**Goal**
Write only the number of lines in the records beneath that hold "caption".

**Data shown**
** Start **
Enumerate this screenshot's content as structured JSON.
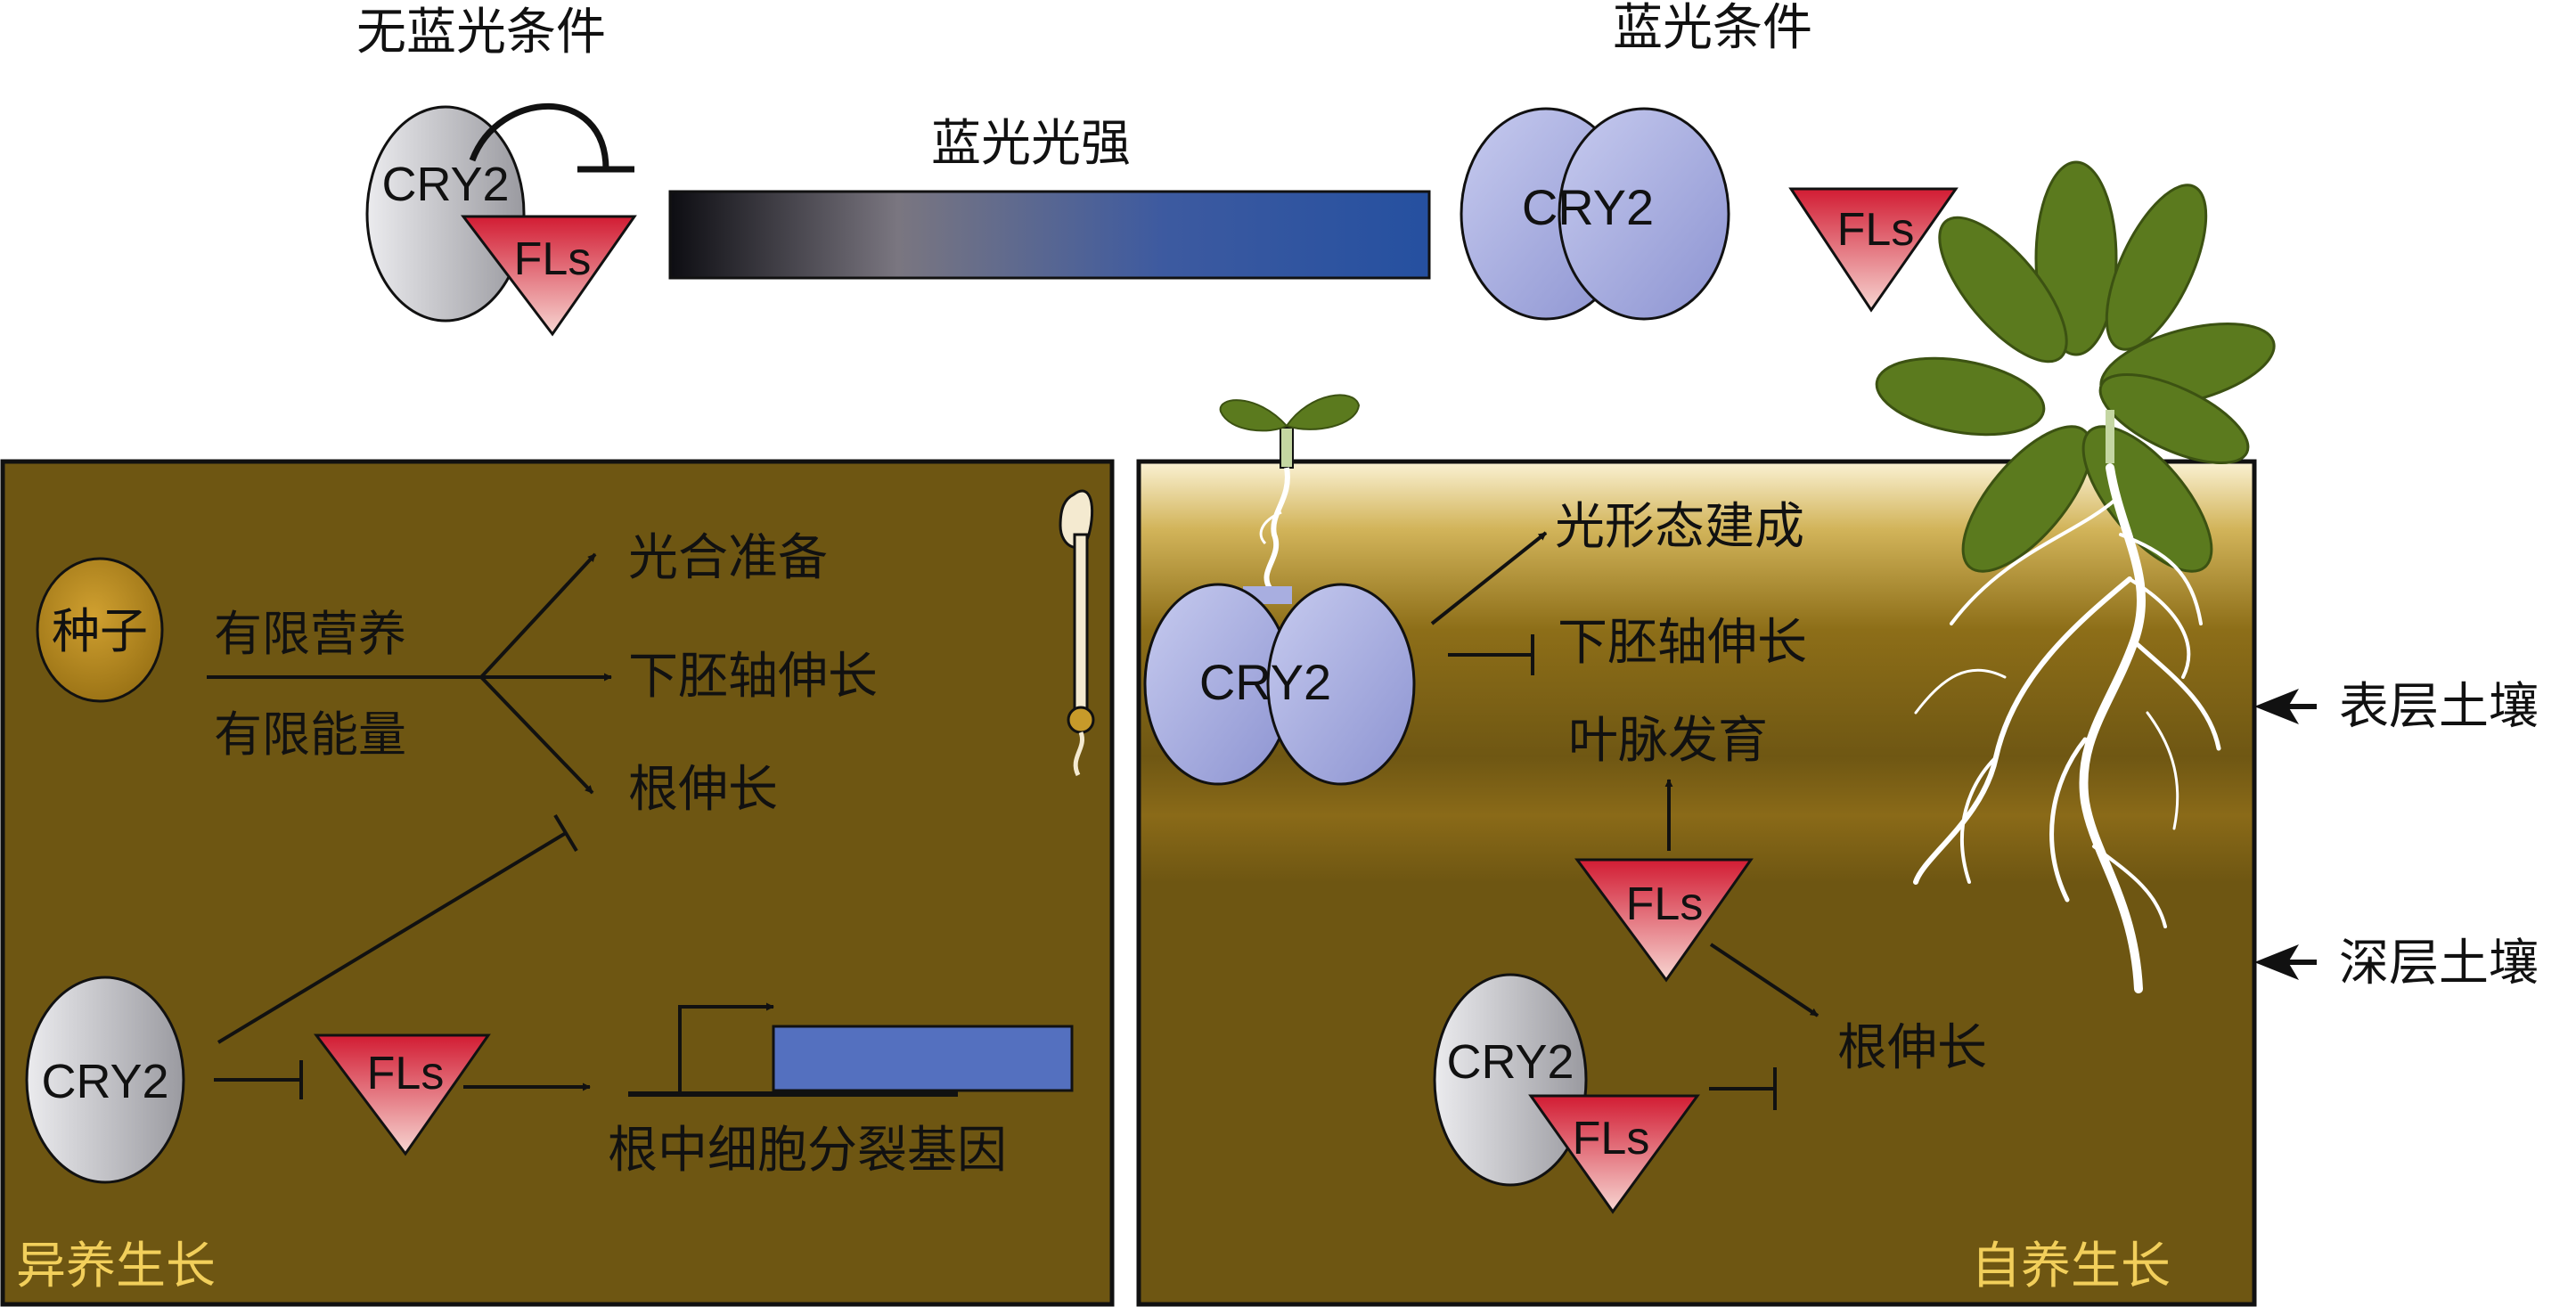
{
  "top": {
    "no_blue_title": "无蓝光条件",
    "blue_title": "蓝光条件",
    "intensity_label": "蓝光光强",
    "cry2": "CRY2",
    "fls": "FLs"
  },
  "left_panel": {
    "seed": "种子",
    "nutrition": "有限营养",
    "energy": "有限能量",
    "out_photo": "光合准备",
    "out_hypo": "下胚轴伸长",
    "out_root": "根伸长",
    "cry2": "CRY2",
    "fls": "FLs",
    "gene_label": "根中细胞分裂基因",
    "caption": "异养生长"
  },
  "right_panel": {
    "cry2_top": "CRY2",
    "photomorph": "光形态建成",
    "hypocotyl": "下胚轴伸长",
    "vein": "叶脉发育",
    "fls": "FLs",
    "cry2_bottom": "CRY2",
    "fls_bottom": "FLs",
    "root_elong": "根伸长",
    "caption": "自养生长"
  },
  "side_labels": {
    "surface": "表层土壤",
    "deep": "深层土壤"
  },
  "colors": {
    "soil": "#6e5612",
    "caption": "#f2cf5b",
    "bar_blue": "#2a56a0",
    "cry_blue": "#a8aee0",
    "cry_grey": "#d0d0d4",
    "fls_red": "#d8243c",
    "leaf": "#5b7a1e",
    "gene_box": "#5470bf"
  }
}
** End **
**Completed task**
3